Data listing:
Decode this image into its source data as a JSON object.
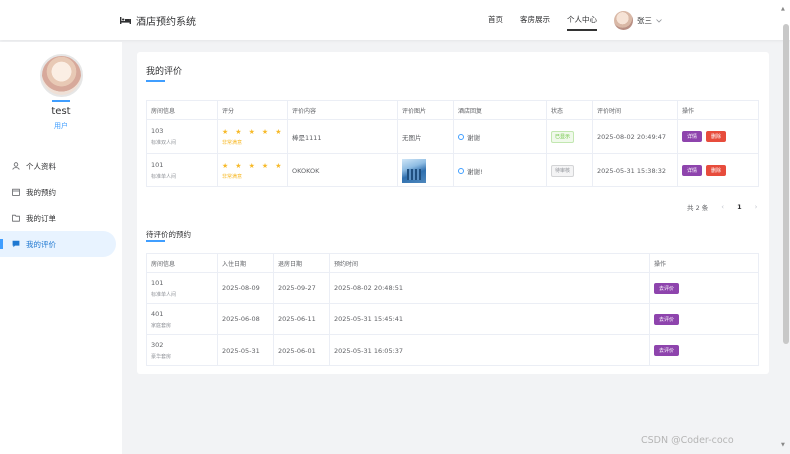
{
  "header": {
    "brand": "酒店预约系统",
    "nav": [
      "首页",
      "客房展示",
      "个人中心"
    ],
    "active_nav": "个人中心",
    "user_name": "张三"
  },
  "sidebar": {
    "profile_name": "test",
    "profile_role": "用户",
    "items": [
      {
        "label": "个人资料",
        "icon": "user-icon"
      },
      {
        "label": "我的预约",
        "icon": "calendar-icon"
      },
      {
        "label": "我的订单",
        "icon": "folder-icon"
      },
      {
        "label": "我的评价",
        "icon": "comment-icon"
      }
    ],
    "active_item": "我的评价"
  },
  "reviews": {
    "title": "我的评价",
    "columns": [
      "房间信息",
      "评分",
      "评价内容",
      "评价图片",
      "酒店回复",
      "状态",
      "评价时间",
      "操作"
    ],
    "rows": [
      {
        "room_no": "103",
        "room_type": "标准双人间",
        "stars": "★ ★ ★ ★ ★",
        "rating_text": "非常满意",
        "content": "棒是1111",
        "image": "无图片",
        "reply": "谢谢",
        "status": "已显示",
        "time": "2025-08-02 20:49:47",
        "detail": "详情",
        "delete": "删除"
      },
      {
        "room_no": "101",
        "room_type": "标准单人间",
        "stars": "★ ★ ★ ★ ★",
        "rating_text": "非常满意",
        "content": "OKOKOK",
        "image": "",
        "reply": "谢谢!",
        "status": "待审核",
        "time": "2025-05-31 15:38:32",
        "detail": "详情",
        "delete": "删除"
      }
    ],
    "pager": {
      "total": "共 2 条",
      "page": "1"
    }
  },
  "pending": {
    "title": "待评价的预约",
    "columns": [
      "房间信息",
      "入住日期",
      "退房日期",
      "预约时间",
      "操作"
    ],
    "rows": [
      {
        "room_no": "101",
        "room_type": "标准单人间",
        "checkin": "2025-08-09",
        "checkout": "2025-09-27",
        "booked": "2025-08-02 20:48:51",
        "action": "去评价"
      },
      {
        "room_no": "401",
        "room_type": "家庭套房",
        "checkin": "2025-06-08",
        "checkout": "2025-06-11",
        "booked": "2025-05-31 15:45:41",
        "action": "去评价"
      },
      {
        "room_no": "302",
        "room_type": "豪华套房",
        "checkin": "2025-05-31",
        "checkout": "2025-06-01",
        "booked": "2025-05-31 16:05:37",
        "action": "去评价"
      }
    ]
  },
  "watermark": "CSDN @Coder-coco"
}
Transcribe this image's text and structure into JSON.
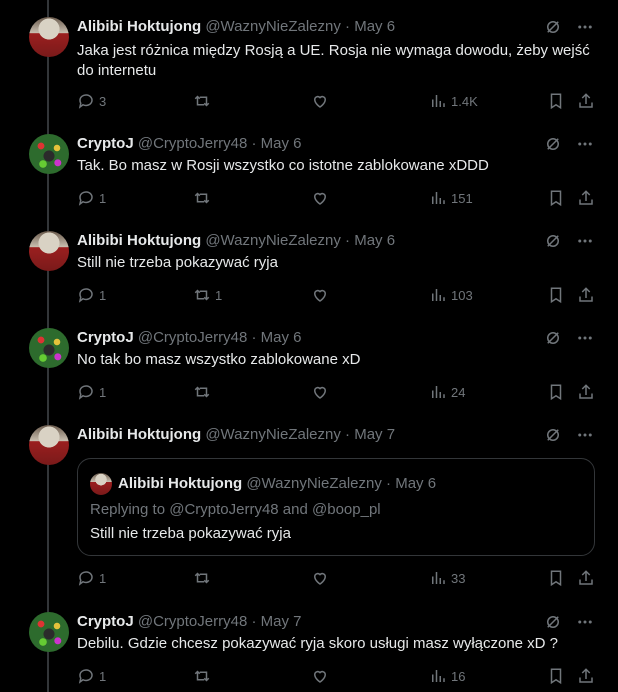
{
  "tweets": [
    {
      "name": "Alibibi Hoktujong",
      "handle": "@WaznyNieZalezny",
      "sep": "·",
      "date": "May 6",
      "text": "Jaka jest różnica między Rosją a UE. Rosja nie wymaga dowodu, żeby wejść do internetu",
      "replies": "3",
      "retweets": "",
      "likes": "",
      "views": "1.4K"
    },
    {
      "name": "CryptoJ",
      "handle": "@CryptoJerry48",
      "sep": "·",
      "date": "May 6",
      "text": "Tak. Bo masz w Rosji wszystko co istotne zablokowane xDDD",
      "replies": "1",
      "retweets": "",
      "likes": "",
      "views": "151"
    },
    {
      "name": "Alibibi Hoktujong",
      "handle": "@WaznyNieZalezny",
      "sep": "·",
      "date": "May 6",
      "text": "Still nie trzeba pokazywać ryja",
      "replies": "1",
      "retweets": "1",
      "likes": "",
      "views": "103"
    },
    {
      "name": "CryptoJ",
      "handle": "@CryptoJerry48",
      "sep": "·",
      "date": "May 6",
      "text": "No tak bo masz wszystko zablokowane xD",
      "replies": "1",
      "retweets": "",
      "likes": "",
      "views": "24"
    },
    {
      "name": "Alibibi Hoktujong",
      "handle": "@WaznyNieZalezny",
      "sep": "·",
      "date": "May 7",
      "text": "",
      "replies": "1",
      "retweets": "",
      "likes": "",
      "views": "33"
    },
    {
      "name": "CryptoJ",
      "handle": "@CryptoJerry48",
      "sep": "·",
      "date": "May 7",
      "text": "Debilu. Gdzie chcesz pokazywać ryja skoro usługi masz wyłączone xD ?",
      "replies": "1",
      "retweets": "",
      "likes": "",
      "views": "16"
    }
  ],
  "quote": {
    "name": "Alibibi Hoktujong",
    "handle": "@WaznyNieZalezny",
    "sep": "·",
    "date": "May 6",
    "reply_prefix": "Replying to",
    "reply_users": "@CryptoJerry48 and @boop_pl",
    "text": "Still nie trzeba pokazywać ryja"
  },
  "icons": [
    "grok-icon",
    "more-icon",
    "reply-icon",
    "retweet-icon",
    "like-icon",
    "views-icon",
    "bookmark-icon",
    "share-icon"
  ]
}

OBJECTIVE: Count how many lines of the listing above include "ryja" and report that number alone.

TASK SOLUTION: 3